• [Work to be completed]
Pick out all lines in the listing holding the string "Valves" and copy them.

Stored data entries
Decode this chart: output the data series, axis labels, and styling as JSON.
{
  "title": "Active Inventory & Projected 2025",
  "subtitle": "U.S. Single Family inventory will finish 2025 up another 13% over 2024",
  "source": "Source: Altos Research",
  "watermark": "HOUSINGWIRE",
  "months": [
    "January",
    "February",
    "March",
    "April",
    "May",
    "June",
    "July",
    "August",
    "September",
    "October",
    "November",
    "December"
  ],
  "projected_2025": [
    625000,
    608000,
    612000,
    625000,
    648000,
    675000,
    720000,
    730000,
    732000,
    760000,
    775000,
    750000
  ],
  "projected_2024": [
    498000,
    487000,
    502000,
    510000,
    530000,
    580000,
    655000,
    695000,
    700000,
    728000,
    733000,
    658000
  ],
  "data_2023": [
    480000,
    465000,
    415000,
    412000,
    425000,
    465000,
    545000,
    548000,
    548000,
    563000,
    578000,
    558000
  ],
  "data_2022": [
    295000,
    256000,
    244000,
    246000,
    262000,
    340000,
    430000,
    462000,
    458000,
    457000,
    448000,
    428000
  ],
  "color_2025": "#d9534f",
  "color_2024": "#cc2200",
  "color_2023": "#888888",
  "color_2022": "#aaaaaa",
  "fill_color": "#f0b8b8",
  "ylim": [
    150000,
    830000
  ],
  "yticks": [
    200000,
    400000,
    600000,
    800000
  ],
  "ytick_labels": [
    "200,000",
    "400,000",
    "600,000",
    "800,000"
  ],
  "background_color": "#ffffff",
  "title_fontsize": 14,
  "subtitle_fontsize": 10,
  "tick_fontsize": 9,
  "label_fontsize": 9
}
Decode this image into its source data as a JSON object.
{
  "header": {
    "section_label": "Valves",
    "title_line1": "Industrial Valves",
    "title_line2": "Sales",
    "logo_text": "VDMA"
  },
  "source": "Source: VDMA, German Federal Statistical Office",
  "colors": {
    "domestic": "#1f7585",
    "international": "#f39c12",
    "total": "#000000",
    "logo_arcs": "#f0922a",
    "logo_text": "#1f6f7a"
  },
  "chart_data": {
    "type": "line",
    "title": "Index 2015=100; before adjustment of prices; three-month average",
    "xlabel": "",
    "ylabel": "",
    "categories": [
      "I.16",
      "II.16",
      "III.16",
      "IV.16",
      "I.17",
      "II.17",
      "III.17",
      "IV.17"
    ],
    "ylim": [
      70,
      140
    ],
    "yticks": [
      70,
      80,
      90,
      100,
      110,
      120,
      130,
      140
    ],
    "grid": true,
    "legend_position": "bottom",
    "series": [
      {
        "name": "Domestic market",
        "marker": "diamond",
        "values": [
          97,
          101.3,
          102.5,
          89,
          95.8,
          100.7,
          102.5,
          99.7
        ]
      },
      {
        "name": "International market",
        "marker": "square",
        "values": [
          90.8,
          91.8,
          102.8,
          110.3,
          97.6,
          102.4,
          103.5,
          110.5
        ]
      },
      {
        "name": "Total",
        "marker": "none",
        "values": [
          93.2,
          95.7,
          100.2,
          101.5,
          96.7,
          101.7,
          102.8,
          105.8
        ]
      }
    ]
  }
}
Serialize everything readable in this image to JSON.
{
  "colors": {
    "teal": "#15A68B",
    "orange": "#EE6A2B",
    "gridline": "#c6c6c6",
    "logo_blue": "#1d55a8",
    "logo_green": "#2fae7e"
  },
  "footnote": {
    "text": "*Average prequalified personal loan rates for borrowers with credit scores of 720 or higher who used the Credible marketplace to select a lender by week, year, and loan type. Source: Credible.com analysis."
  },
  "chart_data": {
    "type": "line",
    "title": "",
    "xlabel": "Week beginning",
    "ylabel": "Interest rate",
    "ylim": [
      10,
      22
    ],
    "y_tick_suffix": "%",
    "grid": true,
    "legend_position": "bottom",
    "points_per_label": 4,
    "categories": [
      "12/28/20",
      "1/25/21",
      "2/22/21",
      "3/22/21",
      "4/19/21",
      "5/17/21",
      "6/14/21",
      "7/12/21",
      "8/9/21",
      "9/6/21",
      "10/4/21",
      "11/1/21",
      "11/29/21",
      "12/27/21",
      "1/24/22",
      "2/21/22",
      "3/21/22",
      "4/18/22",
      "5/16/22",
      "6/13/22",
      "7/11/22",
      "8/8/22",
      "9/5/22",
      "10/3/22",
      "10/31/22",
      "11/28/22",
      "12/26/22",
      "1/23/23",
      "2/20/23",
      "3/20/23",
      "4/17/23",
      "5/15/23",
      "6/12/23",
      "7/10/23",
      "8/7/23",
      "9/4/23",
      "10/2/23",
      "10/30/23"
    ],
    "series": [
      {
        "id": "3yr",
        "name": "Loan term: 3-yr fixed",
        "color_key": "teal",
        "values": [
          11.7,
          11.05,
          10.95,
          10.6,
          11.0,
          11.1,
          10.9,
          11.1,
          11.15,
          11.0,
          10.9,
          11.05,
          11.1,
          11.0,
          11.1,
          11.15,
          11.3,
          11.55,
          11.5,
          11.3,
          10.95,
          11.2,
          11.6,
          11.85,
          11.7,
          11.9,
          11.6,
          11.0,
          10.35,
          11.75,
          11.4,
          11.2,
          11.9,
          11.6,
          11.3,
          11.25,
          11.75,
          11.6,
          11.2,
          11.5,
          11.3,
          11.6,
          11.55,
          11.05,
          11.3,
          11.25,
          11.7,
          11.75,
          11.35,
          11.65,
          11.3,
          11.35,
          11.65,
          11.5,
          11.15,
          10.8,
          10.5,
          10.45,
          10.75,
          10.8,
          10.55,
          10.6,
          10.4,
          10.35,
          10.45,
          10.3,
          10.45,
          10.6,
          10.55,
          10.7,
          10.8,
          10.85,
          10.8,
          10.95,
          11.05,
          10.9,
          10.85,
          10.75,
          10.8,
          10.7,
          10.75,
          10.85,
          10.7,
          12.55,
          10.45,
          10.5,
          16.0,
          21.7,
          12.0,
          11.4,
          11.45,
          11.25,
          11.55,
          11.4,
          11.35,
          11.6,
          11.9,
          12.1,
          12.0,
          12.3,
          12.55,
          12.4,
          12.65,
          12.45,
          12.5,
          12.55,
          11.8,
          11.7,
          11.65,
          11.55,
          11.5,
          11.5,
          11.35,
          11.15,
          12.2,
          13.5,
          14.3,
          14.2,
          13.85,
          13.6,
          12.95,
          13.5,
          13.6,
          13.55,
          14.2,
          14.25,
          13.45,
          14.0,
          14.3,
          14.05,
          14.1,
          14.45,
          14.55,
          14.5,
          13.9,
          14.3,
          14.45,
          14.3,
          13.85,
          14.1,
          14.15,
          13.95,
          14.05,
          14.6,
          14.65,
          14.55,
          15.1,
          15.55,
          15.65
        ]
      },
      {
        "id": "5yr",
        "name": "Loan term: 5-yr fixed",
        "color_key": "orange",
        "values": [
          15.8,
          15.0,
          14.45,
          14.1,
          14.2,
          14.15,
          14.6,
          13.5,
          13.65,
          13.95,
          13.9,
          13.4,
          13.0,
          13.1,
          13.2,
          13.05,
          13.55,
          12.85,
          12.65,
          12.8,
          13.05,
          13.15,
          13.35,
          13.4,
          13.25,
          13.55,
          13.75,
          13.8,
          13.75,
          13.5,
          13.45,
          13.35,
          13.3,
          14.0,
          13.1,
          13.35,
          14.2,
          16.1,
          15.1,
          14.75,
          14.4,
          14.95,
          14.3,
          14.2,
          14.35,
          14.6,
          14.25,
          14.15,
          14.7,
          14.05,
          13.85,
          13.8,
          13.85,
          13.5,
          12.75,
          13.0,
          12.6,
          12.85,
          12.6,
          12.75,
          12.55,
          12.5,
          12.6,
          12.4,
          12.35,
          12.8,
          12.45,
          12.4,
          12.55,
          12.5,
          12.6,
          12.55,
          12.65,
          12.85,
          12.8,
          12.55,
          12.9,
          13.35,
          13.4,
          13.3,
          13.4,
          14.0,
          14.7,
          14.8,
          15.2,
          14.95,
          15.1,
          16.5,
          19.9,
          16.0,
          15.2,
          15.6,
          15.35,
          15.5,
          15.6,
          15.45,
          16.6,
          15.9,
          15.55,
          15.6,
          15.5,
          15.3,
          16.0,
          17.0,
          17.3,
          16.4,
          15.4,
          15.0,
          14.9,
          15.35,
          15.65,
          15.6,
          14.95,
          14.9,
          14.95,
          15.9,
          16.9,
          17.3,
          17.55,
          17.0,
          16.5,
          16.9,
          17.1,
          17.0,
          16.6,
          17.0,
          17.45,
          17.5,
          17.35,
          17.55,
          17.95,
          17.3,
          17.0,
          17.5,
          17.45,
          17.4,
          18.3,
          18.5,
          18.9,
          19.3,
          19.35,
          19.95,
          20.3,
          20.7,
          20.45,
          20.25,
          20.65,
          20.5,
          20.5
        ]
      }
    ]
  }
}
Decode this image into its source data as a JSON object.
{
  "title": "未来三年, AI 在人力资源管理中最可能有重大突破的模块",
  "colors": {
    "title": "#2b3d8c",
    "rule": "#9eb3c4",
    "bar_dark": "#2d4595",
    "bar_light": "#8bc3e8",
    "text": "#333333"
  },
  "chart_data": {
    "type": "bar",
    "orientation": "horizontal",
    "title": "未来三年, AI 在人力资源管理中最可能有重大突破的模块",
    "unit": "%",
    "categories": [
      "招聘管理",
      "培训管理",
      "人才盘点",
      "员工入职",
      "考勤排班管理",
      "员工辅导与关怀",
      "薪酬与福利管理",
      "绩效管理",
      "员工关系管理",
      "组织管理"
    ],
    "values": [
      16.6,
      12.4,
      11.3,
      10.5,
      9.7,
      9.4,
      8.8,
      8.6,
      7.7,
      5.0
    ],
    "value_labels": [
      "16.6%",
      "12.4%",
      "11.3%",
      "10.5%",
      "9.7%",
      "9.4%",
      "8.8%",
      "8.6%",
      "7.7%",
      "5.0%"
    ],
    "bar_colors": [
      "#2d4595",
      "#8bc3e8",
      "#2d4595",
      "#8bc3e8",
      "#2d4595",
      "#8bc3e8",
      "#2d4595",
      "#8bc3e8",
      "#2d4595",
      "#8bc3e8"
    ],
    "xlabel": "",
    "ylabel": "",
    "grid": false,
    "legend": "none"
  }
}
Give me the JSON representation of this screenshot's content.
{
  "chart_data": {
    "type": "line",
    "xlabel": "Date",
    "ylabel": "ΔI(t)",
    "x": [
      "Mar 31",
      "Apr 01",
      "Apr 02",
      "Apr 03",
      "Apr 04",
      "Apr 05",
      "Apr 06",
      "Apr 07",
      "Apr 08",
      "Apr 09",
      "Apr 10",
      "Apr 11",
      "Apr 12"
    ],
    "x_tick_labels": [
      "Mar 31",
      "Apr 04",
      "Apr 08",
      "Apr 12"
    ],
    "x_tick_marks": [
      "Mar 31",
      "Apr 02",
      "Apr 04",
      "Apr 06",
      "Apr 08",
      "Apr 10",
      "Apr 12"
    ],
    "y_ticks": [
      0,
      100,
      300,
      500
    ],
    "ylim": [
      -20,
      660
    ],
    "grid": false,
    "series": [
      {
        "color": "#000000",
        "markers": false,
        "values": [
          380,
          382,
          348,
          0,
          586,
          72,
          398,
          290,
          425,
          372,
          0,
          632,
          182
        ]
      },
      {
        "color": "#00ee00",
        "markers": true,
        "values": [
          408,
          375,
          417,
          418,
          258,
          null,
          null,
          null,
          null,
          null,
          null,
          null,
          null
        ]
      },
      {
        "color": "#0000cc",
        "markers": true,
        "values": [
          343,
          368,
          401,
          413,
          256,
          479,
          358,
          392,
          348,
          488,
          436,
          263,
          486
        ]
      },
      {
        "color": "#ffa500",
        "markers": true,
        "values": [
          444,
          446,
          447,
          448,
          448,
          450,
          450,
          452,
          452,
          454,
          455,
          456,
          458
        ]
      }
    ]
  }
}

• [Solution to this exercise]
    "section_label": "Valves",
    "title_line1": "Industrial Valves",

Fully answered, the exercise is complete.